Extract all lines from the data beneath that include the word "this".
-- -- --
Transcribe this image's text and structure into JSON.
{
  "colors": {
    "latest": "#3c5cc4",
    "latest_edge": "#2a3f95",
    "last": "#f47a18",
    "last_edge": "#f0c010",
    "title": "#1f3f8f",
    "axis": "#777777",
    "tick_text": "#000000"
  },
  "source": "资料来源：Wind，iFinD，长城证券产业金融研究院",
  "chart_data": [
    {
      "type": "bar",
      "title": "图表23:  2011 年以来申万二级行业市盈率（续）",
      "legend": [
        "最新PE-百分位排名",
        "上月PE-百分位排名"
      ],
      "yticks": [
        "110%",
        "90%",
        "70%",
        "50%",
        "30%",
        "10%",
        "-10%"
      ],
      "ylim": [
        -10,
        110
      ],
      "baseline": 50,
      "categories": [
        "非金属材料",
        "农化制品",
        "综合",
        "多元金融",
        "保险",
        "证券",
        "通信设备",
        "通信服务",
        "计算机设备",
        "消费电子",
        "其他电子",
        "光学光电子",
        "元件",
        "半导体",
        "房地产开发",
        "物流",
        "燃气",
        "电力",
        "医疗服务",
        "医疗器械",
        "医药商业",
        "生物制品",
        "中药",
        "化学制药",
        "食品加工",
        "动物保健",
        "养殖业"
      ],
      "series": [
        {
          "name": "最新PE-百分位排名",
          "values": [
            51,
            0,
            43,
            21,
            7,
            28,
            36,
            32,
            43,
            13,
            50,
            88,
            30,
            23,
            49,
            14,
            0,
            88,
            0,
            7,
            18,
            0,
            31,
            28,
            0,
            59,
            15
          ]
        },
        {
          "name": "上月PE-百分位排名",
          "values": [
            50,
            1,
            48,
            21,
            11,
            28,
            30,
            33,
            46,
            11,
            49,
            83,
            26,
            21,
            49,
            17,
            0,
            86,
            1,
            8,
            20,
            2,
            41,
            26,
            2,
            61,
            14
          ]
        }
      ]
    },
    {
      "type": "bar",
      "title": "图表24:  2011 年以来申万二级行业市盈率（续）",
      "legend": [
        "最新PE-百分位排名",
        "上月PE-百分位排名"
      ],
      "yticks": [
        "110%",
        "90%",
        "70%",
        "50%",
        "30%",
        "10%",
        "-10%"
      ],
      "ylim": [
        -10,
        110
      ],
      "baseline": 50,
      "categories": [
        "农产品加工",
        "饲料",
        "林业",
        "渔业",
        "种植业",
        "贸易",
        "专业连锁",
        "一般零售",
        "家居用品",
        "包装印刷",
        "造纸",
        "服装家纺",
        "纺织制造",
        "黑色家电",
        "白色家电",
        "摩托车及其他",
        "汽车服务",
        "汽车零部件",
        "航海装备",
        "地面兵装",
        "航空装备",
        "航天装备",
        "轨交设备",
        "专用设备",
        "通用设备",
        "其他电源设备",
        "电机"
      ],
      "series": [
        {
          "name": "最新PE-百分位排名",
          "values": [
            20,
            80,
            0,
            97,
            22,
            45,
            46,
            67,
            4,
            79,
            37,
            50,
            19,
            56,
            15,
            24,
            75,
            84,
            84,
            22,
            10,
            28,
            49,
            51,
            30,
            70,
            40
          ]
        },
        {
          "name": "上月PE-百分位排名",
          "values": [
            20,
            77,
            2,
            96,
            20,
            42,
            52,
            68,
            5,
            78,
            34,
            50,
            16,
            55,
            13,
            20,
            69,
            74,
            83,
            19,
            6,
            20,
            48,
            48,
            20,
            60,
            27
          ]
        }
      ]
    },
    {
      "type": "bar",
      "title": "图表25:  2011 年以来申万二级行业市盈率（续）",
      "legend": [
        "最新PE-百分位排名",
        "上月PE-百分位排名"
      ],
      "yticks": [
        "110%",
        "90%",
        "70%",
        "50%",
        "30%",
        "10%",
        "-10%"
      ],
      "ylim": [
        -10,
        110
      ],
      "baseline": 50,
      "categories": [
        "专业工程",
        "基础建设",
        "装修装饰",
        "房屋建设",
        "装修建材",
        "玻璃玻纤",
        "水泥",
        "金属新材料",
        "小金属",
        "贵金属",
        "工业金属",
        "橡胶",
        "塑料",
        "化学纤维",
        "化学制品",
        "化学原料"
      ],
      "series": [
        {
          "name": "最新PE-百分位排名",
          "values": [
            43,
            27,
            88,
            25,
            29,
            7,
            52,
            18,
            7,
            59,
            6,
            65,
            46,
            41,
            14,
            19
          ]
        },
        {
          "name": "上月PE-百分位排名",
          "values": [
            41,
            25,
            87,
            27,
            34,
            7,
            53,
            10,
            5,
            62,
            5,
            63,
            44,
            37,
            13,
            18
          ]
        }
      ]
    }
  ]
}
-- -- --
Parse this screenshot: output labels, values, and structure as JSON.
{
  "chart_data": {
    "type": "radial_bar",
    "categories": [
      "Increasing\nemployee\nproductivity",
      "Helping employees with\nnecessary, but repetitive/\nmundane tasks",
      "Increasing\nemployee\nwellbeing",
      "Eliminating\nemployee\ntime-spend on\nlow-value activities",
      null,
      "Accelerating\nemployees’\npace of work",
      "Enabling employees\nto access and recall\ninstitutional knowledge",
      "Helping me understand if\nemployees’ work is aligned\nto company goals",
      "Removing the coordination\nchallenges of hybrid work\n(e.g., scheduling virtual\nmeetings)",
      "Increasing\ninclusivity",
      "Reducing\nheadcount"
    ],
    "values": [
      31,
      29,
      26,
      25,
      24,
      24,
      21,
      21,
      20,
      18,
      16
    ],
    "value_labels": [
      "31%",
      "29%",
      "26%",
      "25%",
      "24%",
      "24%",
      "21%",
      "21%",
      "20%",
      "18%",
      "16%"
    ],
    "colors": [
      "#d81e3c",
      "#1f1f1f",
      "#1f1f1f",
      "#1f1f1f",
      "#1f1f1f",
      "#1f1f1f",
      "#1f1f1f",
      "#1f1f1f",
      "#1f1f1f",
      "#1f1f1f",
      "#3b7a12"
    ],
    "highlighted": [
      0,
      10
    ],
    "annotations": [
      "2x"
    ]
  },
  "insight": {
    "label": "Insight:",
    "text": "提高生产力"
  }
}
-- -- --
*CORRECT RESULT*.
Transcribe this image's text and structure into JSON.
Parse this screenshot: output labels, values, and structure as JSON.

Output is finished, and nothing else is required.